RECORDED INFORMATION:

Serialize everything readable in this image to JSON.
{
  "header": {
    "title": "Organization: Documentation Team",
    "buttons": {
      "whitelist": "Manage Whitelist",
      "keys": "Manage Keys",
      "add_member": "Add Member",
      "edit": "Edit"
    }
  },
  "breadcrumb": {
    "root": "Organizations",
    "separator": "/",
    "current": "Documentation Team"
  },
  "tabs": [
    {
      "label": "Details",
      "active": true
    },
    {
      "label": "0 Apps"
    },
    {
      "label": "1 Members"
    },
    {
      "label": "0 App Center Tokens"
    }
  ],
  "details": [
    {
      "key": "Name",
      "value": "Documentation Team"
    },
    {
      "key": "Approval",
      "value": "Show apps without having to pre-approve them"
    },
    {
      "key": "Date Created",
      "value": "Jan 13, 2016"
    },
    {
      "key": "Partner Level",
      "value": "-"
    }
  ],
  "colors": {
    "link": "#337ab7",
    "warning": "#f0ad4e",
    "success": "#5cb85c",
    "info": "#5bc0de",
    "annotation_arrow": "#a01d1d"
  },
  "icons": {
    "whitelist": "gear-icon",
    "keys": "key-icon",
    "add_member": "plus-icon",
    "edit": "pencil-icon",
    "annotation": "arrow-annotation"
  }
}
==
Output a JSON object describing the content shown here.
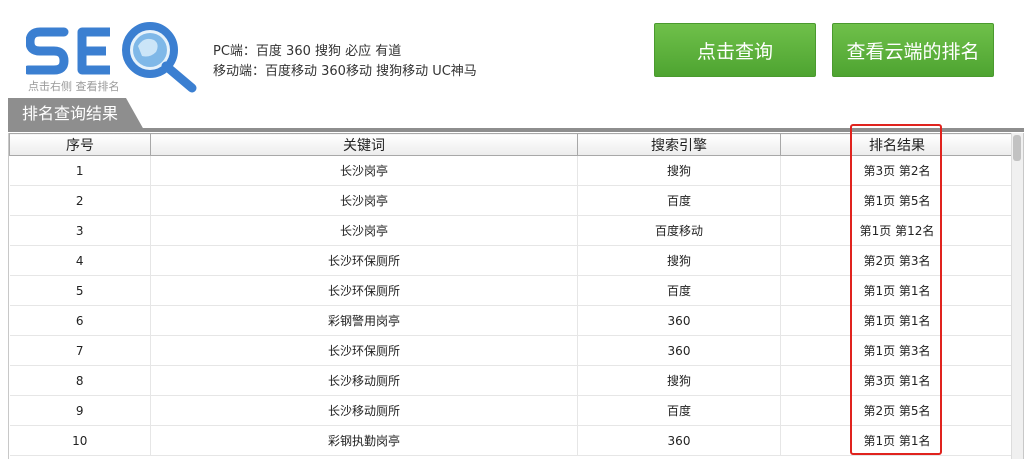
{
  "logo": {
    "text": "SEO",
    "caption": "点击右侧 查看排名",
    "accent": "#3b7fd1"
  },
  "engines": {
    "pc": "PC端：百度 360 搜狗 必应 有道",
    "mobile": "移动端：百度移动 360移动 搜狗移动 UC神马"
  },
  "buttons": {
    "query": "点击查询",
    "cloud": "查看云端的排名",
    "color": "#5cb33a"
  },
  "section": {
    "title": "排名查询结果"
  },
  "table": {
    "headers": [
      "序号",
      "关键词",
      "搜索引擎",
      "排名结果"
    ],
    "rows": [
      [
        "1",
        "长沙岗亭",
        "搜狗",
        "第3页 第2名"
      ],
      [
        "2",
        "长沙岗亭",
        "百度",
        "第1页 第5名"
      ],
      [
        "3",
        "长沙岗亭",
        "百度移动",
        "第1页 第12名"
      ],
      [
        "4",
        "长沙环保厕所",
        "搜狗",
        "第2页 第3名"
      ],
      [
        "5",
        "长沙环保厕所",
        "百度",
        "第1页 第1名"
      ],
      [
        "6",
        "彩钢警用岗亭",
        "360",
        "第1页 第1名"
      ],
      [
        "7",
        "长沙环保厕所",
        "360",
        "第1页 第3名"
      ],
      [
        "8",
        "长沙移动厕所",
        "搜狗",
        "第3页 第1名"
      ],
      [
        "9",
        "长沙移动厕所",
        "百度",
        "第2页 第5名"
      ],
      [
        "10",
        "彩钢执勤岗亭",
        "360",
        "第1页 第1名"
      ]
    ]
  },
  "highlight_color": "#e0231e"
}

EXERCISE INSTRUCTIONS:
Look through the entries above for the word "whitelist". Copy every line where it shows up.

SOLVED PROBLEM:
      "whitelist": "Manage Whitelist",
    "whitelist": "gear-icon",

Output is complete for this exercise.